TASK DIRECTIONS => Reproduce every entry exactly, without alteration.

-=-=-=-=-

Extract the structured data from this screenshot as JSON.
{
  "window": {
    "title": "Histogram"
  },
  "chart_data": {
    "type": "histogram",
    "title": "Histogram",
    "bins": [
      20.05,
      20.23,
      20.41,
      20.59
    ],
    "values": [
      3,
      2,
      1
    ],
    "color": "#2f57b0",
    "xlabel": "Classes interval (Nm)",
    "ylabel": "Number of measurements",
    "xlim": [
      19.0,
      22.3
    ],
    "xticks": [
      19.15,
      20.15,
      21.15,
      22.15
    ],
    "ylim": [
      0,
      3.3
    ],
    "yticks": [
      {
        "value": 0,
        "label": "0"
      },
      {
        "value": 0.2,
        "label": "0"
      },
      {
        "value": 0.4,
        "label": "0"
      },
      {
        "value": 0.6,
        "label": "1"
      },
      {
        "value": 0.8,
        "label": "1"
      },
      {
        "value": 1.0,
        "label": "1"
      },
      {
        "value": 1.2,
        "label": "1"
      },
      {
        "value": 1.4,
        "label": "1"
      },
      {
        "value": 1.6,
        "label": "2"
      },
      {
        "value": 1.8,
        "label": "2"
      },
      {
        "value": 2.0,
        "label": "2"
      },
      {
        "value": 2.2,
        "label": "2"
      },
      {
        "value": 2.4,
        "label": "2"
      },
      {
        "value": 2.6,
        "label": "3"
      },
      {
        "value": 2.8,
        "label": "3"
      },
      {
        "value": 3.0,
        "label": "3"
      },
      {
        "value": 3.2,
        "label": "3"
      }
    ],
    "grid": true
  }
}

-=-=-=-=-

RESULT =>
Extract the structured data from this screenshot as JSON.
{
  "window": {
    "title": "Histogram"
  },
  "chart_data": {
    "type": "histogram",
    "title": "Histogram",
    "bins": [
      20.05,
      20.23,
      20.41,
      20.59
    ],
    "values": [
      3,
      2,
      1
    ],
    "color": "#2f57b0",
    "xlabel": "Classes interval (Nm)",
    "ylabel": "Number of measurements",
    "xlim": [
      19.0,
      22.3
    ],
    "xticks": [
      19.15,
      20.15,
      21.15,
      22.15
    ],
    "ylim": [
      0,
      3.3
    ],
    "yticks": [
      {
        "value": 0,
        "label": "0"
      },
      {
        "value": 0.2,
        "label": "0"
      },
      {
        "value": 0.4,
        "label": "0"
      },
      {
        "value": 0.6,
        "label": "1"
      },
      {
        "value": 0.8,
        "label": "1"
      },
      {
        "value": 1.0,
        "label": "1"
      },
      {
        "value": 1.2,
        "label": "1"
      },
      {
        "value": 1.4,
        "label": "1"
      },
      {
        "value": 1.6,
        "label": "2"
      },
      {
        "value": 1.8,
        "label": "2"
      },
      {
        "value": 2.0,
        "label": "2"
      },
      {
        "value": 2.2,
        "label": "2"
      },
      {
        "value": 2.4,
        "label": "2"
      },
      {
        "value": 2.6,
        "label": "3"
      },
      {
        "value": 2.8,
        "label": "3"
      },
      {
        "value": 3.0,
        "label": "3"
      },
      {
        "value": 3.2,
        "label": "3"
      }
    ],
    "grid": true
  }
}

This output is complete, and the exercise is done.